**DATA SUPPLIED**

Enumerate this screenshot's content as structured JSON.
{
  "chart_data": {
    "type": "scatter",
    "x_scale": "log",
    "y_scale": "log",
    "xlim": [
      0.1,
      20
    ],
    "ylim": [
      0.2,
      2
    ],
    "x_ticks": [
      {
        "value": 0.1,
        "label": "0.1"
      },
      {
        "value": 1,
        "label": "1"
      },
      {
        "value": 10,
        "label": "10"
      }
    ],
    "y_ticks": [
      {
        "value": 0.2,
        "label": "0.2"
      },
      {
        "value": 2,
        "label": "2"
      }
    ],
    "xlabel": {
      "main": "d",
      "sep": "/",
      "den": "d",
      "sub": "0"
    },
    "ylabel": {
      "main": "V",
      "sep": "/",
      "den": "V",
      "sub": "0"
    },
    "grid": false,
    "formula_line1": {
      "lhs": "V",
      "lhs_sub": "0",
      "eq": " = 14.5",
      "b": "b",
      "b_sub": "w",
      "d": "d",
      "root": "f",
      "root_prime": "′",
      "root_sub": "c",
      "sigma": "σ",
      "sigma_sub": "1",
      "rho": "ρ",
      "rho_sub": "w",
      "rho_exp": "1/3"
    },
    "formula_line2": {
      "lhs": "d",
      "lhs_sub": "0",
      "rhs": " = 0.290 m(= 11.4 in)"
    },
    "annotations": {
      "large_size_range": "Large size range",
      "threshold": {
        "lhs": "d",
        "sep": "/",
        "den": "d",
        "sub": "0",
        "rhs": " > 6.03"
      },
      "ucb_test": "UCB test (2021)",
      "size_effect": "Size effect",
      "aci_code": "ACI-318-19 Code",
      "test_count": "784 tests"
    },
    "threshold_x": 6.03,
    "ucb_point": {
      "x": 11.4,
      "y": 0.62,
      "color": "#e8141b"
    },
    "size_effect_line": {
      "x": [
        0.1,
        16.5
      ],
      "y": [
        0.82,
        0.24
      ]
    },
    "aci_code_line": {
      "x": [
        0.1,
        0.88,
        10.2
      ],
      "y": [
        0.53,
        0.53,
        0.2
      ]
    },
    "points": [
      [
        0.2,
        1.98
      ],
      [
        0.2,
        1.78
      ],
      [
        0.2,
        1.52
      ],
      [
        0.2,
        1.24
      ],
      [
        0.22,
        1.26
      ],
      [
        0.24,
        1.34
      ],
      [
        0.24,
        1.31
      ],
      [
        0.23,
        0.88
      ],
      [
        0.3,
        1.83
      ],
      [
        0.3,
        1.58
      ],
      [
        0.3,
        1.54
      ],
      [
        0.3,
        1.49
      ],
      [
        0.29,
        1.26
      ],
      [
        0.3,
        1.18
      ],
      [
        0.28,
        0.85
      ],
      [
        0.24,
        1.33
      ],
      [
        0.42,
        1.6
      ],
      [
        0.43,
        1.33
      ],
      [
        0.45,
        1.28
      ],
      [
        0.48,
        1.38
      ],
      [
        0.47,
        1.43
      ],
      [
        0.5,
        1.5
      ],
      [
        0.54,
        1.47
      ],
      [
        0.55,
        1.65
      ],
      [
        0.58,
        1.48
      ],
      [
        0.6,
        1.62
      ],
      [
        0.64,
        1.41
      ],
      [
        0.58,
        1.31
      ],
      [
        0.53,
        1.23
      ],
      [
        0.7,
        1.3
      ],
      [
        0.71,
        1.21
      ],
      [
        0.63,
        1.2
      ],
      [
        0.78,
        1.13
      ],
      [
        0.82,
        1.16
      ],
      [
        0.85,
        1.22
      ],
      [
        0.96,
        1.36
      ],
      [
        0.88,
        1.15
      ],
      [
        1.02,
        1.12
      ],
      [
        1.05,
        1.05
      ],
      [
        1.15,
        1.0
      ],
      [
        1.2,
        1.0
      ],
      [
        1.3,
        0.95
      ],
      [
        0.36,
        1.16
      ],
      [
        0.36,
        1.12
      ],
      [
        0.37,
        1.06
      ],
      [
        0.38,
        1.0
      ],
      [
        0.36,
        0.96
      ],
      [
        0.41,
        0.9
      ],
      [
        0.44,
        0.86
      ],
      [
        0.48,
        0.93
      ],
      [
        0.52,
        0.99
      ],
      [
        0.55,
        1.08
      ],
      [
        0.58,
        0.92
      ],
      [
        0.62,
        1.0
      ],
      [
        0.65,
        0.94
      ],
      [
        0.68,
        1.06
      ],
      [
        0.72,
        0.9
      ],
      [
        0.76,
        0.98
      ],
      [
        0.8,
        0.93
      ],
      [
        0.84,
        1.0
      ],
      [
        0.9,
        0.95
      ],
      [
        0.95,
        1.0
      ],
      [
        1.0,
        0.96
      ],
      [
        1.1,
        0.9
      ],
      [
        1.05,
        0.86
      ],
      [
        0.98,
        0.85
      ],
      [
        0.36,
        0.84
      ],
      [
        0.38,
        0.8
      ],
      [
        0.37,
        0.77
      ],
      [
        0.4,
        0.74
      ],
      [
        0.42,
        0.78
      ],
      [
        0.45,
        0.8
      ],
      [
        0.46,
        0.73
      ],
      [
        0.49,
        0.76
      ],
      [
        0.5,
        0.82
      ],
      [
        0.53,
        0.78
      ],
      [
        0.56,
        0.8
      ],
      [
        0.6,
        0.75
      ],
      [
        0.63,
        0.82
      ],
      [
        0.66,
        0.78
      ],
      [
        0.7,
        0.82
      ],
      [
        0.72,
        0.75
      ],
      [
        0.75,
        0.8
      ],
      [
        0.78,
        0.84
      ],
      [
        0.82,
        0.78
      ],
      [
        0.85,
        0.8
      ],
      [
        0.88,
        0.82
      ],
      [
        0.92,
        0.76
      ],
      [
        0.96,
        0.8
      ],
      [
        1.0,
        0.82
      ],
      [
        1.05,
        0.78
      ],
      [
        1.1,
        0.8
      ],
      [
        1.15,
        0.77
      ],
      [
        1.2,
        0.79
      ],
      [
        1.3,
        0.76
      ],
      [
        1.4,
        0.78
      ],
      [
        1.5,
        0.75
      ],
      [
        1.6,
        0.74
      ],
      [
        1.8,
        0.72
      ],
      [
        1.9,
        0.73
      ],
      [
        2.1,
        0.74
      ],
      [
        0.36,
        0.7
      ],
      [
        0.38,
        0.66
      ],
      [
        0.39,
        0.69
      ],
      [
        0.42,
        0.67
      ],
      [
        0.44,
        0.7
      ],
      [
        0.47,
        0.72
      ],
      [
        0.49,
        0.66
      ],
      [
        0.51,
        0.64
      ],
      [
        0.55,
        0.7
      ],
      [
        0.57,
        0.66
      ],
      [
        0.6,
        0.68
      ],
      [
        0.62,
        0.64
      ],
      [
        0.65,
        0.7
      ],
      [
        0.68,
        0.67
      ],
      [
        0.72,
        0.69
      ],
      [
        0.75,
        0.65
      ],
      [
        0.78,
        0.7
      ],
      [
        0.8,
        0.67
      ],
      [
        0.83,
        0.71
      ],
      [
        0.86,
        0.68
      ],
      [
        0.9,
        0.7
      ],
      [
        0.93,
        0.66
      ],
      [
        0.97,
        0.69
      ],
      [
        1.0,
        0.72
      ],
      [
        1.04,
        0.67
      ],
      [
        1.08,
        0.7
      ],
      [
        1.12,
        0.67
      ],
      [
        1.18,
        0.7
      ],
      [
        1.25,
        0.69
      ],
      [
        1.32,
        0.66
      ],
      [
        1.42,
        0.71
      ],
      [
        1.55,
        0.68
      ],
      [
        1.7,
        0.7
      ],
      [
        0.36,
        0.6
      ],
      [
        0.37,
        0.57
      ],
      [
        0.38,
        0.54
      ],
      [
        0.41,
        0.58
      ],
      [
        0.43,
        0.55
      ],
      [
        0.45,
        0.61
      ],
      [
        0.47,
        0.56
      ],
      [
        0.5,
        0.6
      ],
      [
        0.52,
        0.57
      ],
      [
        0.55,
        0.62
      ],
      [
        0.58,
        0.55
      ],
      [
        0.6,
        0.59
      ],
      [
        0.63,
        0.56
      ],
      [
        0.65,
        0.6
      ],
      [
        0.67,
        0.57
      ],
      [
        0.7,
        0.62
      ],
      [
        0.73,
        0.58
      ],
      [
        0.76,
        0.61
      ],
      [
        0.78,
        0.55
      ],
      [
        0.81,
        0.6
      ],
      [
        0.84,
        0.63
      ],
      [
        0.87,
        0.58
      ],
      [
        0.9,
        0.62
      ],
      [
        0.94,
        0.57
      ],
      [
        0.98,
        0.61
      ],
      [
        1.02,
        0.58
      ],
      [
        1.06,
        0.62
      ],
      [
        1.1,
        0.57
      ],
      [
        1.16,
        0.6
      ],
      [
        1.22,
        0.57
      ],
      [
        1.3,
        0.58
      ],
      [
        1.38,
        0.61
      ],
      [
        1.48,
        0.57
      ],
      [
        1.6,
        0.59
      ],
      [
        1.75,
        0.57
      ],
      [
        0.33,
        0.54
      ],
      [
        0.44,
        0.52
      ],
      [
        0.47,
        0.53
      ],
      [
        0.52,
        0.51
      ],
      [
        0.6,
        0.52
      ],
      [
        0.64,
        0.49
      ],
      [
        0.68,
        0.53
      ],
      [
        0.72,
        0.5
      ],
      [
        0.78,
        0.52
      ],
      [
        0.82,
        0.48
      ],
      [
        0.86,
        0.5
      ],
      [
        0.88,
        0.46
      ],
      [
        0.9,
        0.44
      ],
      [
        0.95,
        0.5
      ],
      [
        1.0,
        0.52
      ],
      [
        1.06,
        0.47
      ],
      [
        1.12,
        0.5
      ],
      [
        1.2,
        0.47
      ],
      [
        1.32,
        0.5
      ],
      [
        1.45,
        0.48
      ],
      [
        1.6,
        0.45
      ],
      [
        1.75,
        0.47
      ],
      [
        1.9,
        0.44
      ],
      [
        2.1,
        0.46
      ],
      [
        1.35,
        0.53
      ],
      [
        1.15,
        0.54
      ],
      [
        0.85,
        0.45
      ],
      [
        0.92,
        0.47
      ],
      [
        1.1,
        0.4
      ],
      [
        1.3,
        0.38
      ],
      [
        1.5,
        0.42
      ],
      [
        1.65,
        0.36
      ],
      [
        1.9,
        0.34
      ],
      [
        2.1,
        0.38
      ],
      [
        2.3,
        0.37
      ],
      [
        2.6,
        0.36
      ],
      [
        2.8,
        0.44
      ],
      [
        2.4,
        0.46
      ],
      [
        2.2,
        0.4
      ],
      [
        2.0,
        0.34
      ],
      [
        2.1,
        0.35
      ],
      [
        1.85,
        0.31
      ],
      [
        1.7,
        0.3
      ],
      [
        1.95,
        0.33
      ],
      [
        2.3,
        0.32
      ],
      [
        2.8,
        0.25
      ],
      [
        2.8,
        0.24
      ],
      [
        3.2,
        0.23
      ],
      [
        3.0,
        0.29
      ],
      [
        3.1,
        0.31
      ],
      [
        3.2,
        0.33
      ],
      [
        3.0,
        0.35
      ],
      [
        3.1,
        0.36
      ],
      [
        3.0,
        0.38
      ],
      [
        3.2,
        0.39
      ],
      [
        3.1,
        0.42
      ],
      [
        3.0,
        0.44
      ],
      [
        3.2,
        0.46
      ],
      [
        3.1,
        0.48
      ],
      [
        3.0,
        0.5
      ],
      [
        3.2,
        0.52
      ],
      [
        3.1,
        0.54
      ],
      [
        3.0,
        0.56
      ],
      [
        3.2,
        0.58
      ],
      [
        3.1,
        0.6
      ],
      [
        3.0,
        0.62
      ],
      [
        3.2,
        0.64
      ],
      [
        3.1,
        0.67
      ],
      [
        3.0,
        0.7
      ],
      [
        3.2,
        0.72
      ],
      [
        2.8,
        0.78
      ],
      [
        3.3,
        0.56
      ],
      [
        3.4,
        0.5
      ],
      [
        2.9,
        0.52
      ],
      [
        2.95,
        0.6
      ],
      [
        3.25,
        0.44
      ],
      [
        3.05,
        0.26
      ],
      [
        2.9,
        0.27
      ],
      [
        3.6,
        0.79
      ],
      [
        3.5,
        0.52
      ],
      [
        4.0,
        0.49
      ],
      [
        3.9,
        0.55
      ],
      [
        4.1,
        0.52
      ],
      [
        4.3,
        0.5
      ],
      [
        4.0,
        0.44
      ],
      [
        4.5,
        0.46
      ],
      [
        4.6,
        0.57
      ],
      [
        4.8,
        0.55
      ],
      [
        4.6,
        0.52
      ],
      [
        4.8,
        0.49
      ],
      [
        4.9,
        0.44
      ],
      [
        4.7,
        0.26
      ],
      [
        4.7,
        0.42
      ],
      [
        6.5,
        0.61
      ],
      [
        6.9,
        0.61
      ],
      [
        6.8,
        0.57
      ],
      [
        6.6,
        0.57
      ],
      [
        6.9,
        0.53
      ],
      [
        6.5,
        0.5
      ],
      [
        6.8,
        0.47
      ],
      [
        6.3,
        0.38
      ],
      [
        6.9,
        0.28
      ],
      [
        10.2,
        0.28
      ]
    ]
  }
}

**TASK BRIEF**
Using the data above, copy each line that contains "value".

**EXPECTED OUTPUT**
        "value": 0.1,
        "value": 1,
        "value": 10,
        "value": 0.2,
        "value": 2,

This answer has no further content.